* BEGIN *

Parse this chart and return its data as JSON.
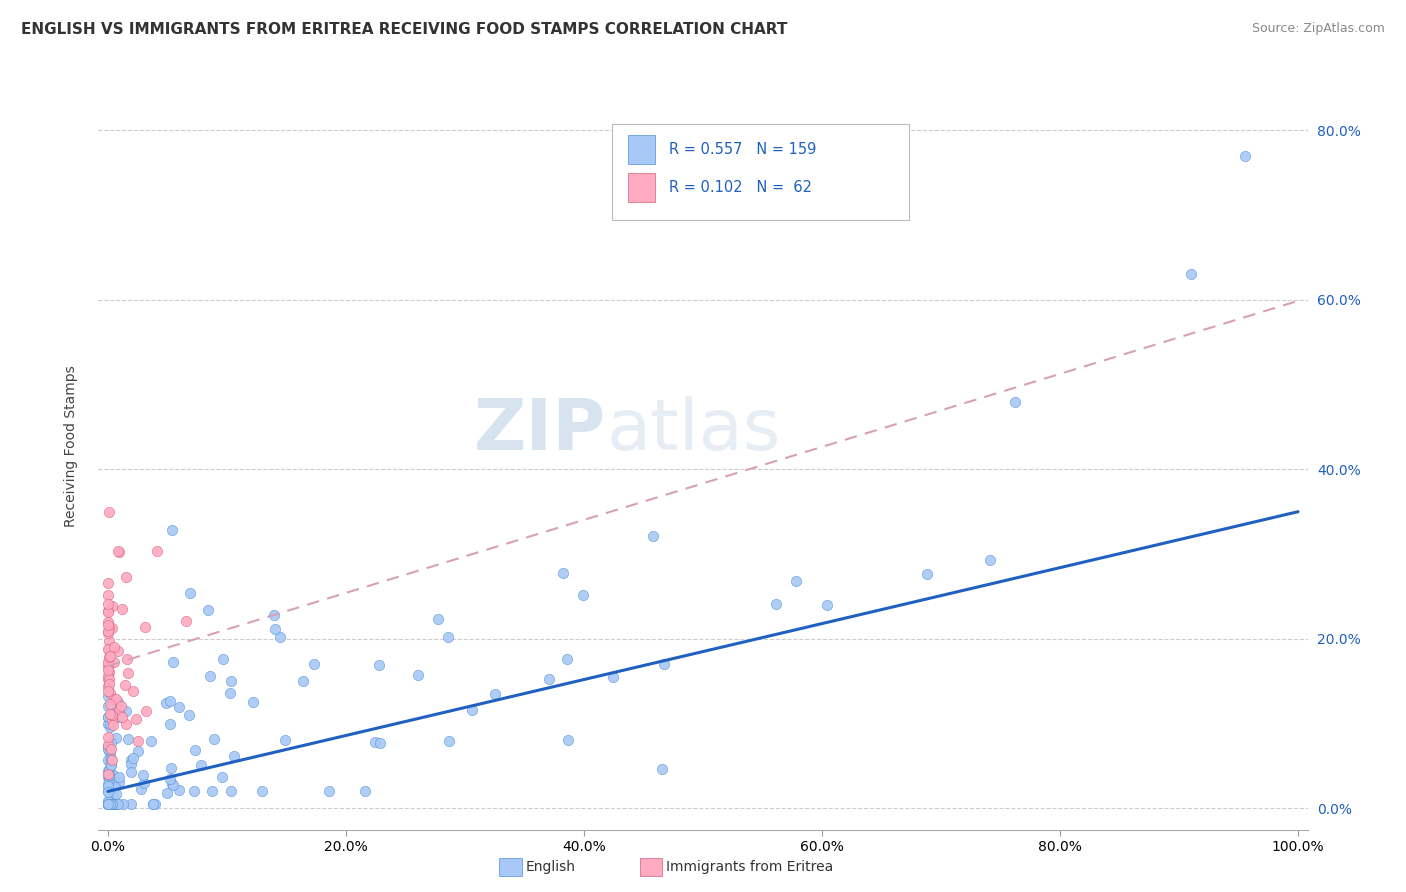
{
  "title": "ENGLISH VS IMMIGRANTS FROM ERITREA RECEIVING FOOD STAMPS CORRELATION CHART",
  "source": "Source: ZipAtlas.com",
  "ylabel": "Receiving Food Stamps",
  "legend_english": "English",
  "legend_eritrea": "Immigrants from Eritrea",
  "R_english": 0.557,
  "N_english": 159,
  "R_eritrea": 0.102,
  "N_eritrea": 62,
  "english_color": "#a8c8f8",
  "english_edge_color": "#5090d0",
  "eritrea_color": "#ffaac0",
  "eritrea_edge_color": "#d06080",
  "english_line_color": "#2060c0",
  "eritrea_line_color": "#d8a0b8",
  "watermark_zip": "ZIP",
  "watermark_atlas": "atlas",
  "title_fontsize": 11,
  "tick_fontsize": 10,
  "source_fontsize": 9
}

* END *

### SHORT PROBLEM
Without including the pictures, return each record above exactly as it stands.

### SOLUTION BELOW
Parse this chart and return its data as JSON.
{
  "title": "ENGLISH VS IMMIGRANTS FROM ERITREA RECEIVING FOOD STAMPS CORRELATION CHART",
  "source": "Source: ZipAtlas.com",
  "ylabel": "Receiving Food Stamps",
  "legend_english": "English",
  "legend_eritrea": "Immigrants from Eritrea",
  "R_english": 0.557,
  "N_english": 159,
  "R_eritrea": 0.102,
  "N_eritrea": 62,
  "english_color": "#a8c8f8",
  "english_edge_color": "#5090d0",
  "eritrea_color": "#ffaac0",
  "eritrea_edge_color": "#d06080",
  "english_line_color": "#2060c0",
  "eritrea_line_color": "#d8a0b8",
  "watermark_zip": "ZIP",
  "watermark_atlas": "atlas",
  "title_fontsize": 11,
  "tick_fontsize": 10,
  "source_fontsize": 9
}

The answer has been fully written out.